# [Entries shown]
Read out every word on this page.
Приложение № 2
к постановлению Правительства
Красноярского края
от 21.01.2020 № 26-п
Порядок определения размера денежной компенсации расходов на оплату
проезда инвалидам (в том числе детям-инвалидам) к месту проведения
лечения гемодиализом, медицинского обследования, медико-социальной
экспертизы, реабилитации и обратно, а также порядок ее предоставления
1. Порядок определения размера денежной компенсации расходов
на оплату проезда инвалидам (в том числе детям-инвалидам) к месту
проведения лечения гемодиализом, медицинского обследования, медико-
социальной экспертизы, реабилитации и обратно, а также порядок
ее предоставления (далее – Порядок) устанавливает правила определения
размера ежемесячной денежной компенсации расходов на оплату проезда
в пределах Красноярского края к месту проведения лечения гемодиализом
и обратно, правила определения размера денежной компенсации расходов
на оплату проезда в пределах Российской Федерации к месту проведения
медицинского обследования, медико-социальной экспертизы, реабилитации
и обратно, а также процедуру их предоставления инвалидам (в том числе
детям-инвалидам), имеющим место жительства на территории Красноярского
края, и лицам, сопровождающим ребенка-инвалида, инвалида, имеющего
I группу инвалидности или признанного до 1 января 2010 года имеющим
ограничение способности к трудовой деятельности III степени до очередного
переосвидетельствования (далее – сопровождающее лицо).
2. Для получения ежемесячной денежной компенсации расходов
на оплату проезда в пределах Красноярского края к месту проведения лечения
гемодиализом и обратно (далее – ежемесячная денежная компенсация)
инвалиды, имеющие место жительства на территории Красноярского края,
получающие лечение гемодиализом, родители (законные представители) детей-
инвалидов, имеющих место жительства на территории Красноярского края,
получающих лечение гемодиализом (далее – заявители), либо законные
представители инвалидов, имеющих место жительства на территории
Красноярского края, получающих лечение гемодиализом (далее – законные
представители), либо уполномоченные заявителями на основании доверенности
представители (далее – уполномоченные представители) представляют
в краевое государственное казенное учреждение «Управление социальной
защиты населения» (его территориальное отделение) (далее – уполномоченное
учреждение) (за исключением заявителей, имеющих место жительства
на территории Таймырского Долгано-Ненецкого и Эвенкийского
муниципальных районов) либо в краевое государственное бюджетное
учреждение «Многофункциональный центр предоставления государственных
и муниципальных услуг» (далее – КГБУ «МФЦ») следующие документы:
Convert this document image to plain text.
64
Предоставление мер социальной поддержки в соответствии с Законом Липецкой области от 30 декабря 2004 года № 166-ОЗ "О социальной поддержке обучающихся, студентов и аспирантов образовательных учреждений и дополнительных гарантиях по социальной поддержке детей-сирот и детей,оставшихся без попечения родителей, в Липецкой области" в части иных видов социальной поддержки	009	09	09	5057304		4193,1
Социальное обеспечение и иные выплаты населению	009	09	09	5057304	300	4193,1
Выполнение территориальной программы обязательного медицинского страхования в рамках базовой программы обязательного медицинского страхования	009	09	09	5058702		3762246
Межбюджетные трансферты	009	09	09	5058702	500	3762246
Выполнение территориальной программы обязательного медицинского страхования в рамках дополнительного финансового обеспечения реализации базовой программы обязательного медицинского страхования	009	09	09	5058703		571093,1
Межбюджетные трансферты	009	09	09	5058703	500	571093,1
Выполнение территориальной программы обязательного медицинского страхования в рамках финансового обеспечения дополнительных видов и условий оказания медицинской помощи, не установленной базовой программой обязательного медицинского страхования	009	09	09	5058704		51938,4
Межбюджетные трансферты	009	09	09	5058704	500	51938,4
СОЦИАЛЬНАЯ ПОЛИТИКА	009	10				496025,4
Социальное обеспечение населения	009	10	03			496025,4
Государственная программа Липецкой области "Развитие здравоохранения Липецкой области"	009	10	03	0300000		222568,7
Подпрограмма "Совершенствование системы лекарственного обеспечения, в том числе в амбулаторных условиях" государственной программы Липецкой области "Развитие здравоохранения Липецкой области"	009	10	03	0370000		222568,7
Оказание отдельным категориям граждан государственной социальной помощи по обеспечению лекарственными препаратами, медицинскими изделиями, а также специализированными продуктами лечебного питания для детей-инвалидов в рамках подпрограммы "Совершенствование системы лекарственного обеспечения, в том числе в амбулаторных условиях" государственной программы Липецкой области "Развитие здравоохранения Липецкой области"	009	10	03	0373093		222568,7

* * *

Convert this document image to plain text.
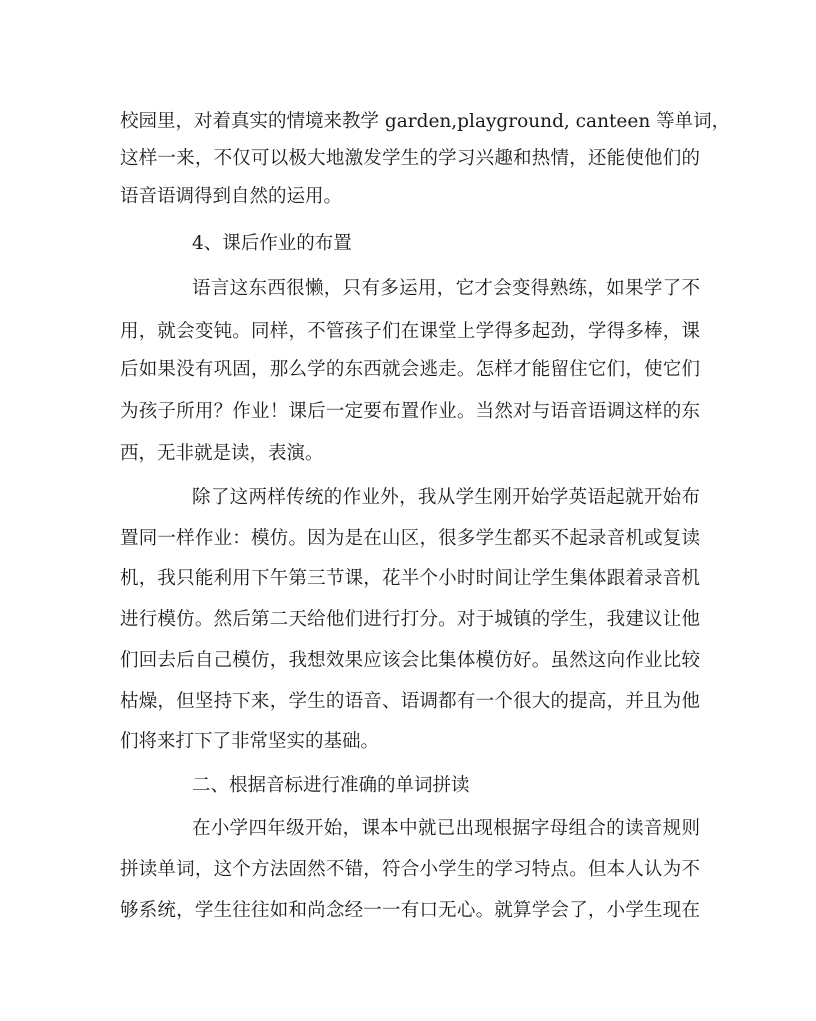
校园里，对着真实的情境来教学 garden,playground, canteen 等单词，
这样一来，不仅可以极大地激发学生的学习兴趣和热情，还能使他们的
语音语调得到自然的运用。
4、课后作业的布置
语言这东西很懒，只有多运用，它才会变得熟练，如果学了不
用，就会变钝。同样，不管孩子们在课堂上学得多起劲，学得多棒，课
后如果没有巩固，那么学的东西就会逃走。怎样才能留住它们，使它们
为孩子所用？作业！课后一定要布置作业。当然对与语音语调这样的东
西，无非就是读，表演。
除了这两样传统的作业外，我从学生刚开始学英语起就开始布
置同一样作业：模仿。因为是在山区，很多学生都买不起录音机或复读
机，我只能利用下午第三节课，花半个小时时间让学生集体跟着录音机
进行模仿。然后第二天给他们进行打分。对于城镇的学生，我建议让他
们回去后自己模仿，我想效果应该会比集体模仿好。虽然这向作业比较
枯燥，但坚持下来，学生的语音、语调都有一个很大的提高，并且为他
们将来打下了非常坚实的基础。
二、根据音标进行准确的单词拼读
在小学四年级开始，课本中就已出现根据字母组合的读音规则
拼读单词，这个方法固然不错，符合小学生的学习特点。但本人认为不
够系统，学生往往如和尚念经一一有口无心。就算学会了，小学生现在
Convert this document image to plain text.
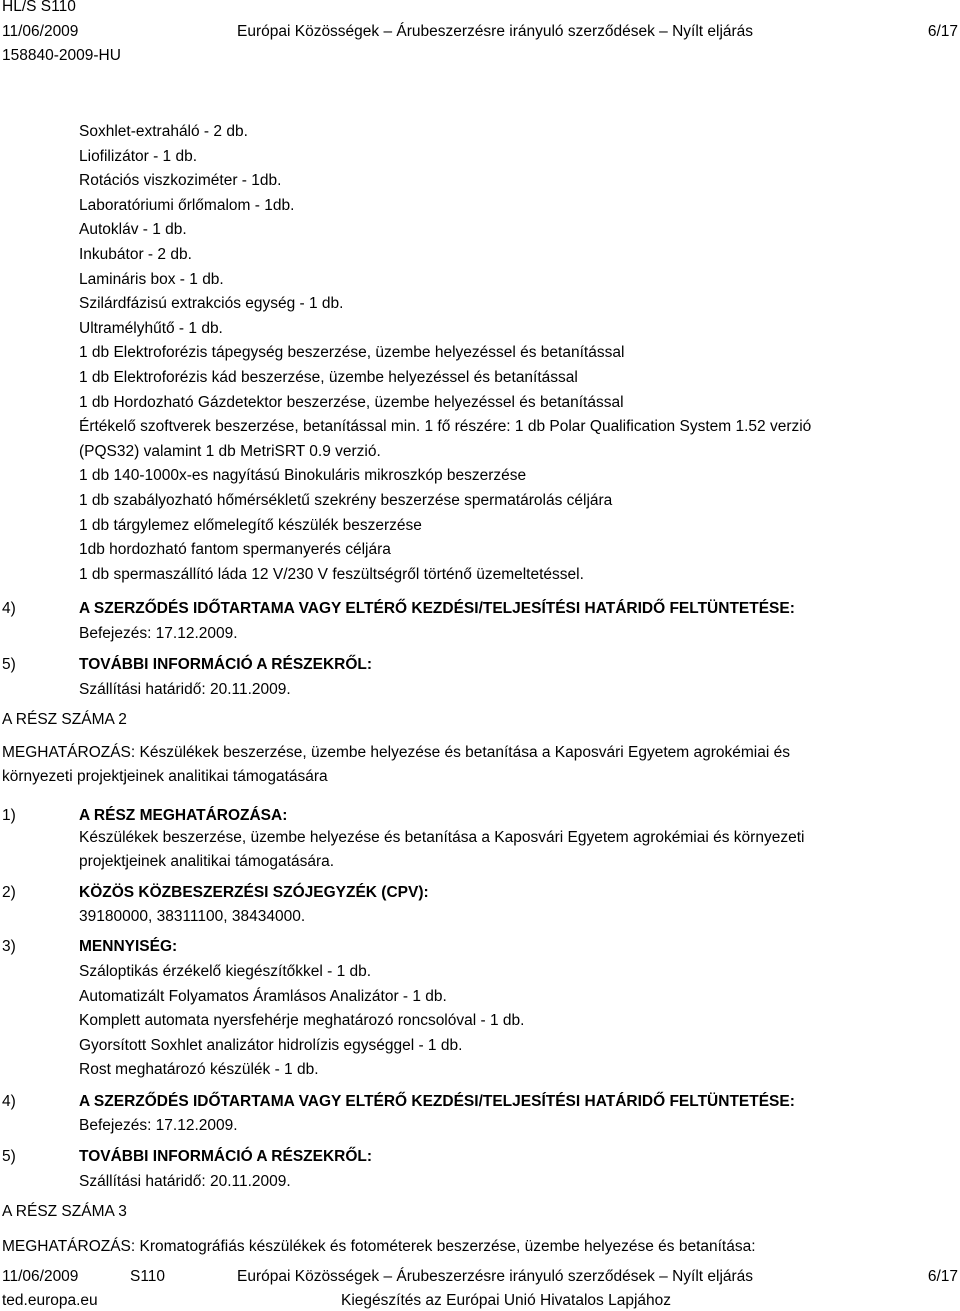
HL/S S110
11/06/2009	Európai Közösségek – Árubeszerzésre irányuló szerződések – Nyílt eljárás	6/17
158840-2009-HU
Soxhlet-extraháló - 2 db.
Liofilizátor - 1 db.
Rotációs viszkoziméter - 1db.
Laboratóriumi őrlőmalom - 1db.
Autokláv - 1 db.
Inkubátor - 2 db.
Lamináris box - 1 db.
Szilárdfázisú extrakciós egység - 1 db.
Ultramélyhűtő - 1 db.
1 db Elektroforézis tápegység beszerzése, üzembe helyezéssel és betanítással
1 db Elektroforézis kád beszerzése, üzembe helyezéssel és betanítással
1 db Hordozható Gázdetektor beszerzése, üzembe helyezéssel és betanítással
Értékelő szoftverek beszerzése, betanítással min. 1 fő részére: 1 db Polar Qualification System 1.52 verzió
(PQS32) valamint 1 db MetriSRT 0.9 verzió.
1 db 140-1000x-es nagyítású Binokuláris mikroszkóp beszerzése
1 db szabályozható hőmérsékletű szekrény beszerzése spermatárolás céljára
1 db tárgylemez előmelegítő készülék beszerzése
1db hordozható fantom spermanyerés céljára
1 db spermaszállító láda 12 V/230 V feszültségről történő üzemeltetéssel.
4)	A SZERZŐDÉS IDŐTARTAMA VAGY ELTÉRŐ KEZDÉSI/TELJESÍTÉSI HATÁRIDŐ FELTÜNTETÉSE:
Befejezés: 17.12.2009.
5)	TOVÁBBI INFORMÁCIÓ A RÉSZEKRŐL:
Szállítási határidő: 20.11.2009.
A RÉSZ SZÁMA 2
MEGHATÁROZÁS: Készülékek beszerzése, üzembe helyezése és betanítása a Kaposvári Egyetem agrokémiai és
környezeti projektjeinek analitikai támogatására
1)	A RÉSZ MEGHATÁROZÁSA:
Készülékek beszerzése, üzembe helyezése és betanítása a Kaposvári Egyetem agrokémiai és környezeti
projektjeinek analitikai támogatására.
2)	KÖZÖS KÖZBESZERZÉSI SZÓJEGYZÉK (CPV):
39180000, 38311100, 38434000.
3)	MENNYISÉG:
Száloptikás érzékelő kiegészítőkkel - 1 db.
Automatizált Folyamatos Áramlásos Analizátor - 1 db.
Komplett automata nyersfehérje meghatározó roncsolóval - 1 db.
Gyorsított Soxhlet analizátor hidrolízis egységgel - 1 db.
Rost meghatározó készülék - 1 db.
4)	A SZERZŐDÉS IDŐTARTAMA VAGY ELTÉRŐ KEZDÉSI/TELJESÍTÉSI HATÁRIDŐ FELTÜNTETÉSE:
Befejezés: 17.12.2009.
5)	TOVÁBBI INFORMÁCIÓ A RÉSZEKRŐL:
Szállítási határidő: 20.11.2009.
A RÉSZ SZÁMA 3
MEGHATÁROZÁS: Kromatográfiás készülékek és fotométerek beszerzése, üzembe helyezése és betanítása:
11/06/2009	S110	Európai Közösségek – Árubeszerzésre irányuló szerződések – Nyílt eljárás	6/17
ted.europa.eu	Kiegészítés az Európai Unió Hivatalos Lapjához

--

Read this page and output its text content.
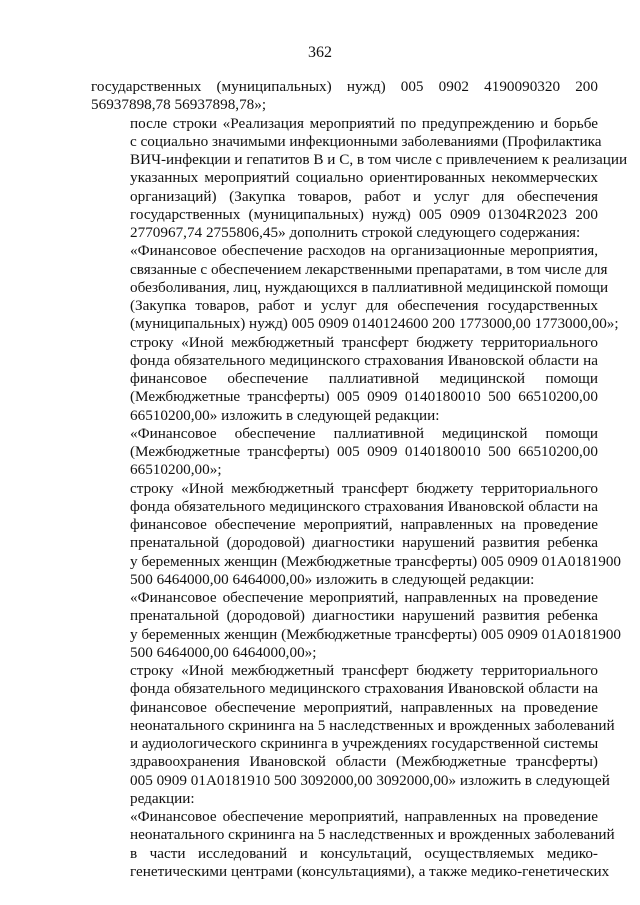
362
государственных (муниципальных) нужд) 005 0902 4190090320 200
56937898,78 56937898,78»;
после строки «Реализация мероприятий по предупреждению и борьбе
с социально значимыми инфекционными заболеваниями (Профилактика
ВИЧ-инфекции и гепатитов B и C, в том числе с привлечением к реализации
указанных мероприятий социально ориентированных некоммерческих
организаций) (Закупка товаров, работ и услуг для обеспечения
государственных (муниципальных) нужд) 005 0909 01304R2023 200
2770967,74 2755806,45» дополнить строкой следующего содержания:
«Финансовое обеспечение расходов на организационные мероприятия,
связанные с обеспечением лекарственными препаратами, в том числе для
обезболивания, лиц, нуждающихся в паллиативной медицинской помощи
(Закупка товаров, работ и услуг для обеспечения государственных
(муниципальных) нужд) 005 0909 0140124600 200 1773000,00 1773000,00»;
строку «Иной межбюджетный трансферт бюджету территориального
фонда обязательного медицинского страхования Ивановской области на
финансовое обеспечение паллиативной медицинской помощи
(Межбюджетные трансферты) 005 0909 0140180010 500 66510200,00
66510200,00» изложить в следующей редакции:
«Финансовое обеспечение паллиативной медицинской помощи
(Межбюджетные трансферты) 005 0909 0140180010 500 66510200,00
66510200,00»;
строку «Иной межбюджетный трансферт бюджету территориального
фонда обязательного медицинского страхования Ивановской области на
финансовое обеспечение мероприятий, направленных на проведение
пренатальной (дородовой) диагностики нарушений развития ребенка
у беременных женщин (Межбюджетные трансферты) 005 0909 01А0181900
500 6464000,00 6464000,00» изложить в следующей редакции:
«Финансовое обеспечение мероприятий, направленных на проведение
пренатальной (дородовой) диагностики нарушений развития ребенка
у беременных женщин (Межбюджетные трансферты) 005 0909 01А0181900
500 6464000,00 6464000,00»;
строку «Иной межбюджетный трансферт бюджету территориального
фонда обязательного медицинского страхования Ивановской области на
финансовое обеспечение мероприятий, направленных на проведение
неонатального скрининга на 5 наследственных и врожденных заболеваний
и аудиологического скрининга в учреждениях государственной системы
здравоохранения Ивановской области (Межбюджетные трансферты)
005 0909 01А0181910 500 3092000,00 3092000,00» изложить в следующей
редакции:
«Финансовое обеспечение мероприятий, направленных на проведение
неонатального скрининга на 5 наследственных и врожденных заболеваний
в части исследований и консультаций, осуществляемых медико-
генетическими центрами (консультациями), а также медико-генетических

# [To be done]
Go through the records above, find every line with the word "государственных", and list those lines.

# [Exercise solution]
учреждение «Многофункциональный центр предоставления государственных
государственных (муниципальных) нужд) 005 0902 4190090320 200
государственных (муниципальных) нужд) 005 0909 01304R2023 200
(Закупка товаров, работ и услуг для обеспечения государственных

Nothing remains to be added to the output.